--- THE REQUEST ---
Sift the listing for lines that hold the string "JSON" and pull them out.

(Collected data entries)
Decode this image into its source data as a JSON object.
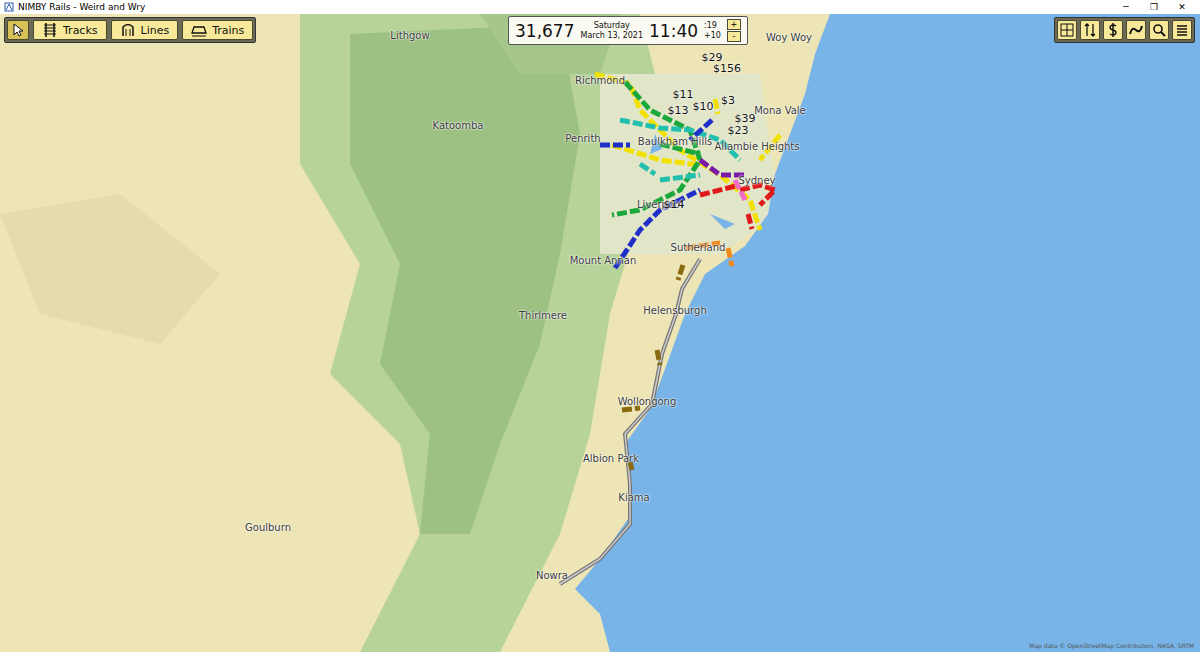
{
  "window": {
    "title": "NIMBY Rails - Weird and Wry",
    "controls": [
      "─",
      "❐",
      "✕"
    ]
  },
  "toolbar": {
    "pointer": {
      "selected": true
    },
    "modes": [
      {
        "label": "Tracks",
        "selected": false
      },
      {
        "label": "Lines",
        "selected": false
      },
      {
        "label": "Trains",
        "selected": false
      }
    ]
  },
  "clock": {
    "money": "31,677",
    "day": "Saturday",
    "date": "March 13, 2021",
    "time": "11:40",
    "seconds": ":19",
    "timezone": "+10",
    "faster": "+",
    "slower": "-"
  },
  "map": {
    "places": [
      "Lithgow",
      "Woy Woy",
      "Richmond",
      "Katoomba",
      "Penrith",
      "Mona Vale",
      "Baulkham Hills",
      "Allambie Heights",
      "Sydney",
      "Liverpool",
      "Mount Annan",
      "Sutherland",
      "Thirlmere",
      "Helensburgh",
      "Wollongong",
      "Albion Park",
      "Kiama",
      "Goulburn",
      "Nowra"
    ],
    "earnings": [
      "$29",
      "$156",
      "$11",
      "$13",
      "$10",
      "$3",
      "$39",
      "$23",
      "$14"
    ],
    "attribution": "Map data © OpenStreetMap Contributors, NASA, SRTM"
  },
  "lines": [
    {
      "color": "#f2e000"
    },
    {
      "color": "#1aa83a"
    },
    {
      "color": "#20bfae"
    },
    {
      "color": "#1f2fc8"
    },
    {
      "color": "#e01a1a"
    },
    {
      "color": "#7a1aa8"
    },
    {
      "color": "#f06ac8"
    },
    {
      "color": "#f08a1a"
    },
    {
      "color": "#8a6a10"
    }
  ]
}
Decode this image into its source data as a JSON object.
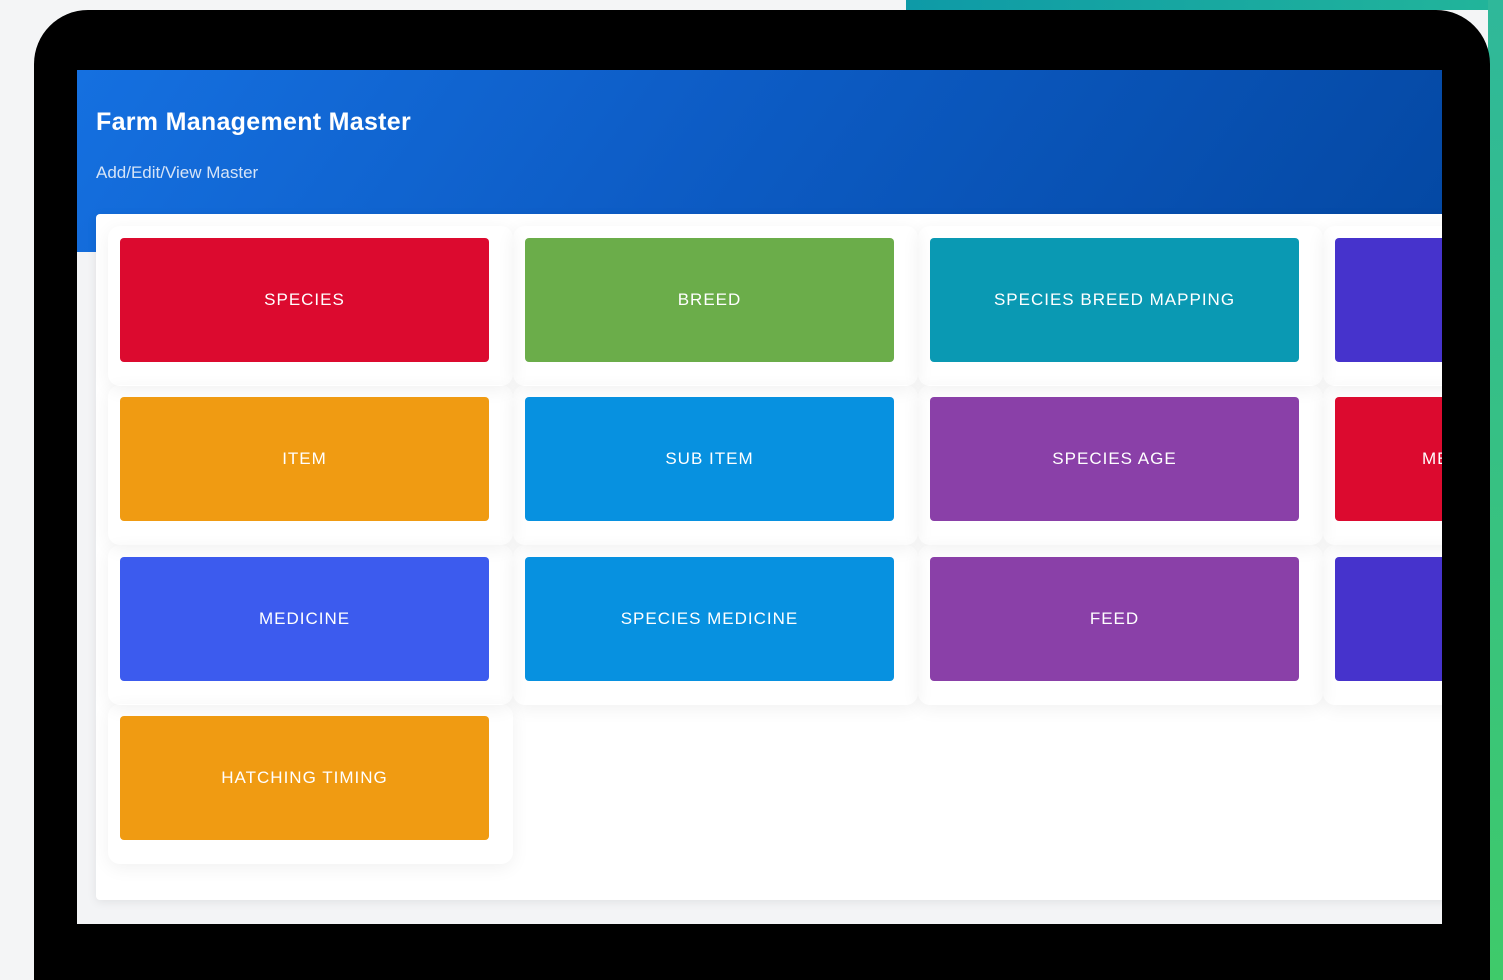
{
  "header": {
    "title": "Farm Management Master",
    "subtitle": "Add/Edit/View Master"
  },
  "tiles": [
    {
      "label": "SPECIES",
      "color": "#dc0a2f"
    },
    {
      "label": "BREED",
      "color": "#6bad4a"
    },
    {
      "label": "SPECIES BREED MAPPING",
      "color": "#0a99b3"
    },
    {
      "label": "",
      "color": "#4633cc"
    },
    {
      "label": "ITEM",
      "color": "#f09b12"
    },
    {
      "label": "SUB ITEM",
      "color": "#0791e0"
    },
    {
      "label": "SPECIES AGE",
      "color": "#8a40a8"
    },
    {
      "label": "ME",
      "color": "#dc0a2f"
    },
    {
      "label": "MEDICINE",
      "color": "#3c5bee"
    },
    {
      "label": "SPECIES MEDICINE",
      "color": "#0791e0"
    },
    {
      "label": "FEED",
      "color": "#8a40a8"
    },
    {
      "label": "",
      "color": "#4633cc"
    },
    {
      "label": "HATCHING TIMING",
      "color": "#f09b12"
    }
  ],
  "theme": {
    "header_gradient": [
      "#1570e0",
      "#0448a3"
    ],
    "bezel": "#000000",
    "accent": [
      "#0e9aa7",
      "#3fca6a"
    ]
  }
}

---

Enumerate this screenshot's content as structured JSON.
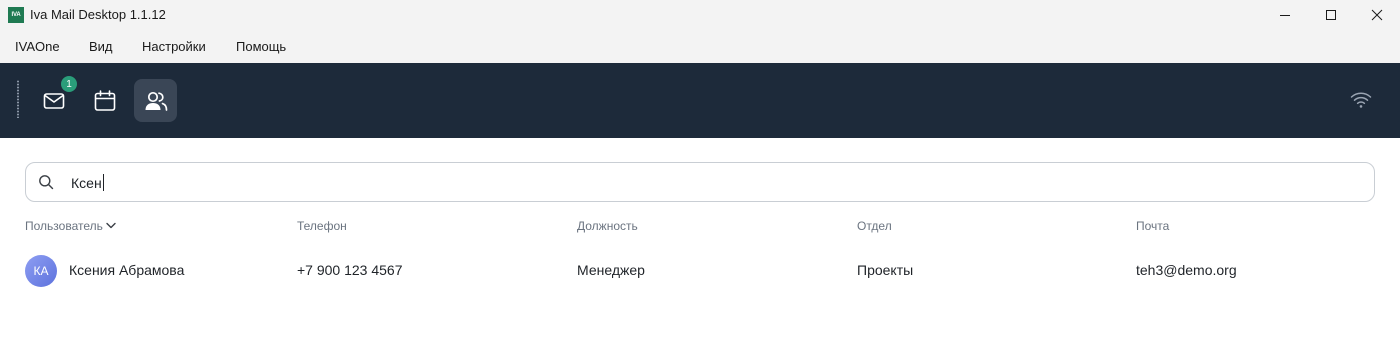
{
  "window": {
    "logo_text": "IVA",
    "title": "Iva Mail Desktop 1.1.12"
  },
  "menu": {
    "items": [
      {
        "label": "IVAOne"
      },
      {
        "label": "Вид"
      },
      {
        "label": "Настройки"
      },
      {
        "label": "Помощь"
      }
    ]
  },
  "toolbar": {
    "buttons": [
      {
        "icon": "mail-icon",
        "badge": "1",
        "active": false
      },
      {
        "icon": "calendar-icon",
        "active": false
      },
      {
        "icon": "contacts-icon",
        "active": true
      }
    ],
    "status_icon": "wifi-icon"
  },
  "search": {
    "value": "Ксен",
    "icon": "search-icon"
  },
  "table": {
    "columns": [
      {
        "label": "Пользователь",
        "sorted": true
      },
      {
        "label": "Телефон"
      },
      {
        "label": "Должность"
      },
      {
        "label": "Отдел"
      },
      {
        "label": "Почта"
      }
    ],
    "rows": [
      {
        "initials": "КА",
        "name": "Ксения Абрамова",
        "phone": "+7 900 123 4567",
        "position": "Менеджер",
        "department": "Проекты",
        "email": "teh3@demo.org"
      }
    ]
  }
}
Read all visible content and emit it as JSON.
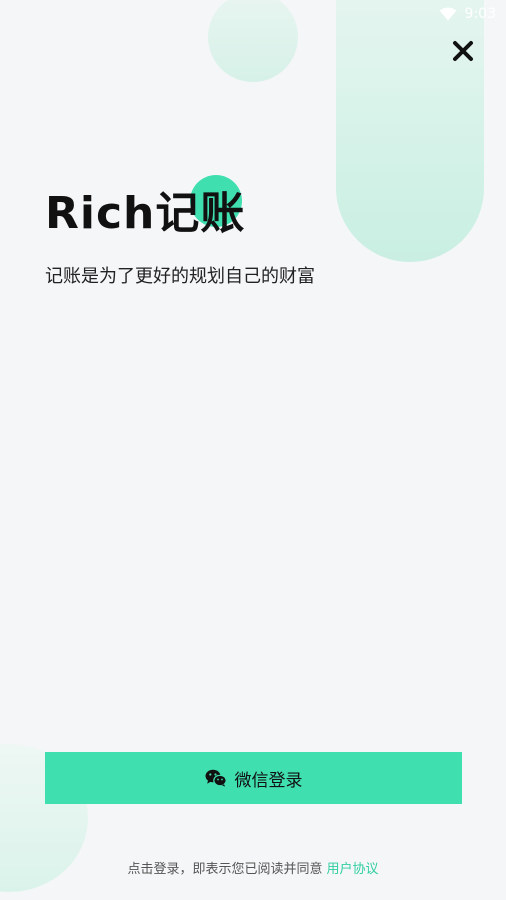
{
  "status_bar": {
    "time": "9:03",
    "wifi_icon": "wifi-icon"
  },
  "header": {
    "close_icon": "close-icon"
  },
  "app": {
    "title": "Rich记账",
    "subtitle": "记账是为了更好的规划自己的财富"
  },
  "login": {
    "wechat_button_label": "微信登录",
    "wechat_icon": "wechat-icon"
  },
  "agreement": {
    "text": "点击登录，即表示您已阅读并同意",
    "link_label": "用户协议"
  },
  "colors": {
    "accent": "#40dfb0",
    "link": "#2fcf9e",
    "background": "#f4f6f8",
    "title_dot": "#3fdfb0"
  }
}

--- EXPECTED OUTPUT ---
Decode this image into its source data as a JSON object.
Decode this image into its source data as a JSON object.
Enumerate this screenshot's content as structured JSON.
Read all visible content and emit it as JSON.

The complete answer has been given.